(EXERCISE MATERIALS):
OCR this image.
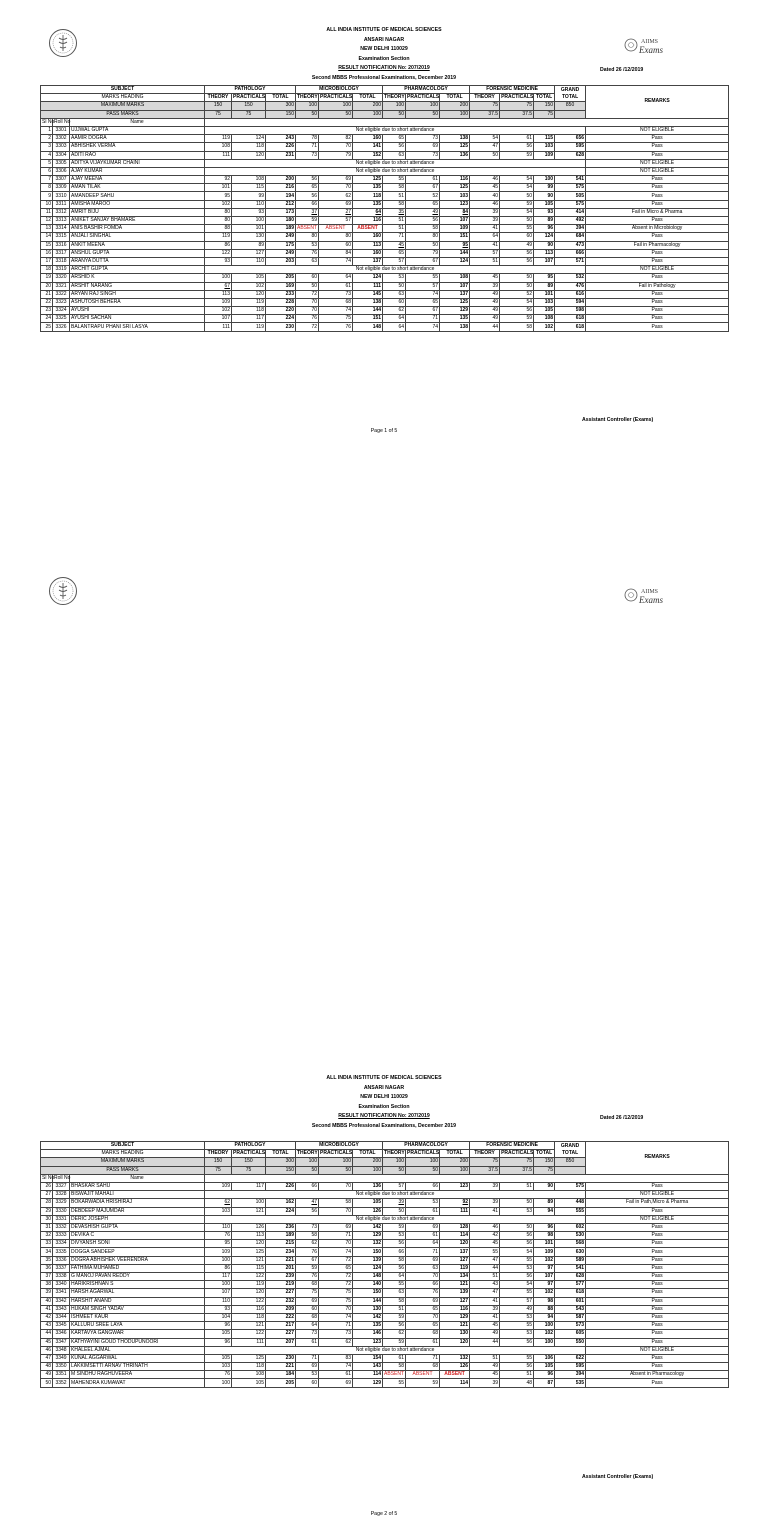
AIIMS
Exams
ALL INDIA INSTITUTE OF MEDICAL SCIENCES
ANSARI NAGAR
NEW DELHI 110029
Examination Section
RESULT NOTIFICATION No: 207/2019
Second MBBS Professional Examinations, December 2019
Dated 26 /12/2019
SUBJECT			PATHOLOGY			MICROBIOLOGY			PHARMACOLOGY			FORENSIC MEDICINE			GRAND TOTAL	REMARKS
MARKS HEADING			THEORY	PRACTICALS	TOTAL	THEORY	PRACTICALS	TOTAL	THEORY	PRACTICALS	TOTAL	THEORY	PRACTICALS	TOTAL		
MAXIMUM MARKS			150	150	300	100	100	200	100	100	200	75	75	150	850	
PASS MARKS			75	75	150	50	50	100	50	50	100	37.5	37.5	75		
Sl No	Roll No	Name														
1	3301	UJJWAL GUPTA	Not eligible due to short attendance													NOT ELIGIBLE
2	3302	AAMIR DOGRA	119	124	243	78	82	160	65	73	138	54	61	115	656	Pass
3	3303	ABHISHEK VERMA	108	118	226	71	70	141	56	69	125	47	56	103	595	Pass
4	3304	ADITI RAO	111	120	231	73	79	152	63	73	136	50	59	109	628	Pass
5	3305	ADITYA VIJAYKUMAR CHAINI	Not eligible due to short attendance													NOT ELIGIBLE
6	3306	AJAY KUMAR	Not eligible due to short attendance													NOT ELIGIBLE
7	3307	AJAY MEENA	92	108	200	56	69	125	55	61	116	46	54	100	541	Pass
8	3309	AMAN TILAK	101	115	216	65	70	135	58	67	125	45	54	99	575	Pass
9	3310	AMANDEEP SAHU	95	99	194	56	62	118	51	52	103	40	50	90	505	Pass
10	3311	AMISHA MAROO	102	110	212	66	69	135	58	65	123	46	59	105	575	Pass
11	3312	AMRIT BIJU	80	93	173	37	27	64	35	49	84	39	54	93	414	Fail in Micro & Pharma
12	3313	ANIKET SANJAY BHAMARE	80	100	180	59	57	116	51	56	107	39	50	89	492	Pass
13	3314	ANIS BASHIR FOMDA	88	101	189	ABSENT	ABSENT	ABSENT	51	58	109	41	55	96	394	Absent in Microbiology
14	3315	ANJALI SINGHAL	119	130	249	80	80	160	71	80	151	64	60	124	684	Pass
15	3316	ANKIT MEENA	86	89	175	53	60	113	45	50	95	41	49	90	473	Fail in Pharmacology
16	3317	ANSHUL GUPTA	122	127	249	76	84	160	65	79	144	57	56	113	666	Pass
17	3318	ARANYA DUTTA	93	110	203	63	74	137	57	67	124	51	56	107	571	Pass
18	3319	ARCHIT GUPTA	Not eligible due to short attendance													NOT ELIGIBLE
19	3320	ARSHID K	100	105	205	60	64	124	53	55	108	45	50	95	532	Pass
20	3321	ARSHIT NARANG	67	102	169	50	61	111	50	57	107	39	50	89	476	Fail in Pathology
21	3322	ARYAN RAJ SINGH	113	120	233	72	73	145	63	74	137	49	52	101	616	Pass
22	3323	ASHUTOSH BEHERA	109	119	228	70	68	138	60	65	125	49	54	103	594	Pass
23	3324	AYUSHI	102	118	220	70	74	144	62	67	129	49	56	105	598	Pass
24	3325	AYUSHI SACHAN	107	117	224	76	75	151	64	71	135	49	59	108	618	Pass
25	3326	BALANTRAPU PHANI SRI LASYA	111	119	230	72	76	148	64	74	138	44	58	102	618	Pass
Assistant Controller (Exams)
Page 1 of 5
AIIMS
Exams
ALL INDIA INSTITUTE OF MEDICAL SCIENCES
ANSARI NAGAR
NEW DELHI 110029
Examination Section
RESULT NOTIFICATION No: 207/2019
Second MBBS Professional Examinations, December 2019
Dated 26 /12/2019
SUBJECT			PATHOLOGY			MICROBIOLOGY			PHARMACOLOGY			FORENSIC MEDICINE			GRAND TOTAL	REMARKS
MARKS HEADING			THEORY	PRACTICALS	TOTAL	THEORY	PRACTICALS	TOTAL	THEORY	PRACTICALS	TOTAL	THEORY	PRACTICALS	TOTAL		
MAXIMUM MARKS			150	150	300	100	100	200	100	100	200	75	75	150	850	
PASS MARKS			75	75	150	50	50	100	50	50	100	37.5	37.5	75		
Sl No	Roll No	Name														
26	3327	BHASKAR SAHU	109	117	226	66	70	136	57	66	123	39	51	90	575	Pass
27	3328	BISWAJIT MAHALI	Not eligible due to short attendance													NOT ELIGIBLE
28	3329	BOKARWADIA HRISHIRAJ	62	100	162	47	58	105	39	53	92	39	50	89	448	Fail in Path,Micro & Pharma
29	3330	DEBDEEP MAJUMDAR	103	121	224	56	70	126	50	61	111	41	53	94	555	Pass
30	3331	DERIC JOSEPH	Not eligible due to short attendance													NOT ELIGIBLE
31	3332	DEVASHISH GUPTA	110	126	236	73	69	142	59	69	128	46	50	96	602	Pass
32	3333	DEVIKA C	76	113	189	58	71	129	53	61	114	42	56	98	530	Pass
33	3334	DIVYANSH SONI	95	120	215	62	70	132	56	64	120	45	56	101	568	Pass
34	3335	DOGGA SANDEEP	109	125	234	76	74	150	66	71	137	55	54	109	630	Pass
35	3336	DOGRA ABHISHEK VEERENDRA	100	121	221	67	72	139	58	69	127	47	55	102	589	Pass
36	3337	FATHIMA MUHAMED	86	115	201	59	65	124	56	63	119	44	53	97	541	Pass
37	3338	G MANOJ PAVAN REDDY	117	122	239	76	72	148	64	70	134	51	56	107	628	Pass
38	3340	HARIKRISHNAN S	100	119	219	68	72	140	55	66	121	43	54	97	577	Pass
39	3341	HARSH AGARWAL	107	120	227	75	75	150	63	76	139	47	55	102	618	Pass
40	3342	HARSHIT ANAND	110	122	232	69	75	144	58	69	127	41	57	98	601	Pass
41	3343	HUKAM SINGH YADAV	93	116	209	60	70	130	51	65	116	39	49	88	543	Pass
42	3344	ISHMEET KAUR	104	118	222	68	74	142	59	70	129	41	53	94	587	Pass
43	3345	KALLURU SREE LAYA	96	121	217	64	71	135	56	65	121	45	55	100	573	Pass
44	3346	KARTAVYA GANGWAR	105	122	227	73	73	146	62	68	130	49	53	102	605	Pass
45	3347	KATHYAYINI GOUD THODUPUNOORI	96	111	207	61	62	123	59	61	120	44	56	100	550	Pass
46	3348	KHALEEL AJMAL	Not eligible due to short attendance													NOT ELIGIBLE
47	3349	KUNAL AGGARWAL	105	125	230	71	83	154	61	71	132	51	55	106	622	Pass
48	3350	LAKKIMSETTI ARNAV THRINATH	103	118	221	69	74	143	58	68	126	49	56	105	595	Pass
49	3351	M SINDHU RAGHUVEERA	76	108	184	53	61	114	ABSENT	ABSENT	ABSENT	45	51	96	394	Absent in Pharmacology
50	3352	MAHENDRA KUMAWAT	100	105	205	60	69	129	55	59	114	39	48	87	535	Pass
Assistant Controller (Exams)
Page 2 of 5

(EXERCISE REQUIREMENTS):
Look over the listing above. Pick out and copy every line that includes "attendance".

(EXPECTED ANSWER):
1	3301	UJJWAL GUPTA	Not eligible due to short attendance													NOT ELIGIBLE
5	3305	ADITYA VIJAYKUMAR CHAINI	Not eligible due to short attendance													NOT ELIGIBLE
6	3306	AJAY KUMAR	Not eligible due to short attendance													NOT ELIGIBLE
18	3319	ARCHIT GUPTA	Not eligible due to short attendance													NOT ELIGIBLE
27	3328	BISWAJIT MAHALI	Not eligible due to short attendance													NOT ELIGIBLE
30	3331	DERIC JOSEPH	Not eligible due to short attendance													NOT ELIGIBLE
46	3348	KHALEEL AJMAL	Not eligible due to short attendance													NOT ELIGIBLE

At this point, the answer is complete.